Exercise brief
In the entries below, find every line holding the string "BERT" and collect it.

***** Dataset

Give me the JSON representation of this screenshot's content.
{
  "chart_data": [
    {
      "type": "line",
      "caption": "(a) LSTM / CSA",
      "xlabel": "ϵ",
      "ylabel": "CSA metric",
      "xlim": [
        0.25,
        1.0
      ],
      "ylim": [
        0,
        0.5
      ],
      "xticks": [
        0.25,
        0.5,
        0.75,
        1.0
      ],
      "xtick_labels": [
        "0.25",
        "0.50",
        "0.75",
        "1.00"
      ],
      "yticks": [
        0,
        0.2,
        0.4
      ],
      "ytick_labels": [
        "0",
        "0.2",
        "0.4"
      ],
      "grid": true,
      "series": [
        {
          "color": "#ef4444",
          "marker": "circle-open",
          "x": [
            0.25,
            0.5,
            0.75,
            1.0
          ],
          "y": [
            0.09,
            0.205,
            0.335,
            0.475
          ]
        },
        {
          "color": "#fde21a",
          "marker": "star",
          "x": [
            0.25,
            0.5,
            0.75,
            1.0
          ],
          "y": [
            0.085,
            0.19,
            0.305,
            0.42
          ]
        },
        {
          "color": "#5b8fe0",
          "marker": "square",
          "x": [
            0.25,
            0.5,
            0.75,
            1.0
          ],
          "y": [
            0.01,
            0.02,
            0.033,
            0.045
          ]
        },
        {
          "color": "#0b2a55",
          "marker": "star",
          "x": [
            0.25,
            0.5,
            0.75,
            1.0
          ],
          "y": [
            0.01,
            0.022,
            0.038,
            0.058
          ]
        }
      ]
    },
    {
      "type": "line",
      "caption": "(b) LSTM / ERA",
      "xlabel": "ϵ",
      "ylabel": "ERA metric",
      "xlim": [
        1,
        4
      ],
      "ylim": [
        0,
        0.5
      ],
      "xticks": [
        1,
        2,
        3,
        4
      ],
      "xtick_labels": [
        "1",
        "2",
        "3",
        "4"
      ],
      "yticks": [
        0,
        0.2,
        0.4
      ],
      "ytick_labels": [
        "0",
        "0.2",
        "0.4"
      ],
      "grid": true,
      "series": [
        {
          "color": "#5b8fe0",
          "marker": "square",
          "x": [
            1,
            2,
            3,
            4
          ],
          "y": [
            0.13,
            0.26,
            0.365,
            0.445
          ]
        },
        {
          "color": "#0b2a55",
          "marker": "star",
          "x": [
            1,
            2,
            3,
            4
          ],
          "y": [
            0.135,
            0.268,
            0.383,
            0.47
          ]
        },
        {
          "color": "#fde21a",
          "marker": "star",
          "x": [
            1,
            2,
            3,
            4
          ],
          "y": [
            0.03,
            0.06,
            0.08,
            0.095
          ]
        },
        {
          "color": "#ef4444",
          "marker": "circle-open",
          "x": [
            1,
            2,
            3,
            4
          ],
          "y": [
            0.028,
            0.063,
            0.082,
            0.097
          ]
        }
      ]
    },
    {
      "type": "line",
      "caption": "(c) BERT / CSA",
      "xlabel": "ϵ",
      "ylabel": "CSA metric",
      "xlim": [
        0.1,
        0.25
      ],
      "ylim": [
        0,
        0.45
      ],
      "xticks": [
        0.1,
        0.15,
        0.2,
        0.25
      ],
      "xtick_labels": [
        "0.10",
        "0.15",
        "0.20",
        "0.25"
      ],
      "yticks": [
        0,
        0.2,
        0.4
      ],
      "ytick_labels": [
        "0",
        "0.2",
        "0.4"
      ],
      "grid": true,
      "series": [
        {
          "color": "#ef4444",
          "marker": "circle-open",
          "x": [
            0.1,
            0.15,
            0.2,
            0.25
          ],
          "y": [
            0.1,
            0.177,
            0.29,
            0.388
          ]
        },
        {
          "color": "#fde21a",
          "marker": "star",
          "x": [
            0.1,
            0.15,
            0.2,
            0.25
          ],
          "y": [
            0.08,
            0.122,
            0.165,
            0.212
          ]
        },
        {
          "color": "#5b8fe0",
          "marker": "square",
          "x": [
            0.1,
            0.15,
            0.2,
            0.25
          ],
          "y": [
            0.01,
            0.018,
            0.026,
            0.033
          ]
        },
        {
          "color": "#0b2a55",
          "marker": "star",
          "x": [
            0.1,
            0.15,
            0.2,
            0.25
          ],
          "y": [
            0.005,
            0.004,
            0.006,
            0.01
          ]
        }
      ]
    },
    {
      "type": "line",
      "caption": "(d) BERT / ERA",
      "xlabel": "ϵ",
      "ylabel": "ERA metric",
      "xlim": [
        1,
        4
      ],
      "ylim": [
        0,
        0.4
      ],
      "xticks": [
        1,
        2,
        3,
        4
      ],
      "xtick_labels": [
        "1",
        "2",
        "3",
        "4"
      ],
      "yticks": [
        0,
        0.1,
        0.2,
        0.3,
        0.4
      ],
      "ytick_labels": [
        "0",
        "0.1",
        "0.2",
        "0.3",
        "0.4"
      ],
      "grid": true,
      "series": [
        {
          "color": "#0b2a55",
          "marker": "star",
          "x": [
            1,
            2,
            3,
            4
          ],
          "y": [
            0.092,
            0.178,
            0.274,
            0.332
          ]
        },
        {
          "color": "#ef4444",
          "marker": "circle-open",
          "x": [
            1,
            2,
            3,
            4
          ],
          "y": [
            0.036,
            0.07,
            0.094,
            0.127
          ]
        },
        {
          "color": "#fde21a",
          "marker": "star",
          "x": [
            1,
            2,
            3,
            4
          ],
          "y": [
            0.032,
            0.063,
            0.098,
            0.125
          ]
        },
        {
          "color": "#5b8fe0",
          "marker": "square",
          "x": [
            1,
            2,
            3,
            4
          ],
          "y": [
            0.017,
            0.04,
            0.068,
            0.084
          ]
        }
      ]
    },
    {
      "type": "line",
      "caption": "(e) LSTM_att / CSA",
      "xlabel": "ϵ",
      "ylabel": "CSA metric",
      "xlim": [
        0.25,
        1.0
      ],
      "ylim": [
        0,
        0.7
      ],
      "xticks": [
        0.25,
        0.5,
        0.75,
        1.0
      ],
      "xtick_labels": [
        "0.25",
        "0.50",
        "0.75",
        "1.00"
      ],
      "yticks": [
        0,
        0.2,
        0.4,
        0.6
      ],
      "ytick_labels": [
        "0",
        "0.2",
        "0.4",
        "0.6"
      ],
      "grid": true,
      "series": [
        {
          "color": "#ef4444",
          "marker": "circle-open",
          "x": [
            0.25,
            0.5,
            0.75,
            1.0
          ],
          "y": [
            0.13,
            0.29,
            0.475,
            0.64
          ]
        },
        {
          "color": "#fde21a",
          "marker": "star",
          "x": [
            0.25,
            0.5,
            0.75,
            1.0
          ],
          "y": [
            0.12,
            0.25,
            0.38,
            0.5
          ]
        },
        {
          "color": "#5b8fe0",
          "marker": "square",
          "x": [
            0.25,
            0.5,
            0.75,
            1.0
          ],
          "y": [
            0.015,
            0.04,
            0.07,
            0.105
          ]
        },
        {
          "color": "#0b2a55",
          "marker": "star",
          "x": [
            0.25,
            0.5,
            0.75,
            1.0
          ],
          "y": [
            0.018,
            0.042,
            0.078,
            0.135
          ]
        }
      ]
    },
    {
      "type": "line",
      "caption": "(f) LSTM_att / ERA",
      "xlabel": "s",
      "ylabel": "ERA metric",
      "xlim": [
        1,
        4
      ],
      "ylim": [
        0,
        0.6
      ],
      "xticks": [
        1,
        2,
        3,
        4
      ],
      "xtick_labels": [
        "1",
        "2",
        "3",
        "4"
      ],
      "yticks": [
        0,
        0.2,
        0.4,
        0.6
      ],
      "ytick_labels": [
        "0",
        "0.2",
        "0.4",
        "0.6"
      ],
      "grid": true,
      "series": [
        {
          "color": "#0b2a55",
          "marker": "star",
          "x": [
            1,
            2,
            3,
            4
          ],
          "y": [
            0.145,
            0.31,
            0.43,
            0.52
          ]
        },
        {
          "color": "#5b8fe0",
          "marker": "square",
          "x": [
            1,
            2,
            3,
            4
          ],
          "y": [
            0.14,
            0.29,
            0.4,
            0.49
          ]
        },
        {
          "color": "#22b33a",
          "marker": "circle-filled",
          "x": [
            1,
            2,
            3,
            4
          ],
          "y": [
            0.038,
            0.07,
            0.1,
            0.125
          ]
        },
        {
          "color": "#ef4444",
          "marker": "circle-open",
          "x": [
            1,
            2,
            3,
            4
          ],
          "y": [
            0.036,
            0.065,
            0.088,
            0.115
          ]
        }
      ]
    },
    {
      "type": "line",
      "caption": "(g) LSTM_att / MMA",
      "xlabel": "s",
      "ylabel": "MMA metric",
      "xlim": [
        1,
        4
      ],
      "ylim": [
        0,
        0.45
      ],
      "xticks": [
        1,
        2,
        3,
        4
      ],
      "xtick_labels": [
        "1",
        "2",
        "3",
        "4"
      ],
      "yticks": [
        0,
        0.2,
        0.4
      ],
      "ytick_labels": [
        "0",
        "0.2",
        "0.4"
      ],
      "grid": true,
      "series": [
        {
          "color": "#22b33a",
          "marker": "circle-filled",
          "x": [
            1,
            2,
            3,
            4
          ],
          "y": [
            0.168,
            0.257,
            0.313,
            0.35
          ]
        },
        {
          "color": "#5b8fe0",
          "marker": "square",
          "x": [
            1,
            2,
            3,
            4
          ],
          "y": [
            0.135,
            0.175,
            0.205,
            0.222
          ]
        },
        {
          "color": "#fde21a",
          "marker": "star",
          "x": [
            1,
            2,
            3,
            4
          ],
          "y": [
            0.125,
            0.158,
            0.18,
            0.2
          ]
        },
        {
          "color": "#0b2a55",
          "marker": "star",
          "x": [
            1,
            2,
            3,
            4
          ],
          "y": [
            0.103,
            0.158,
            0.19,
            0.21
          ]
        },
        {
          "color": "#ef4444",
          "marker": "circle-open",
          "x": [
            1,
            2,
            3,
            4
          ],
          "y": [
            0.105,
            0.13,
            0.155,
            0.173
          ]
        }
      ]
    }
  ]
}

**********

Full solution
      "caption": "(c) BERT / CSA",
      "caption": "(d) BERT / ERA",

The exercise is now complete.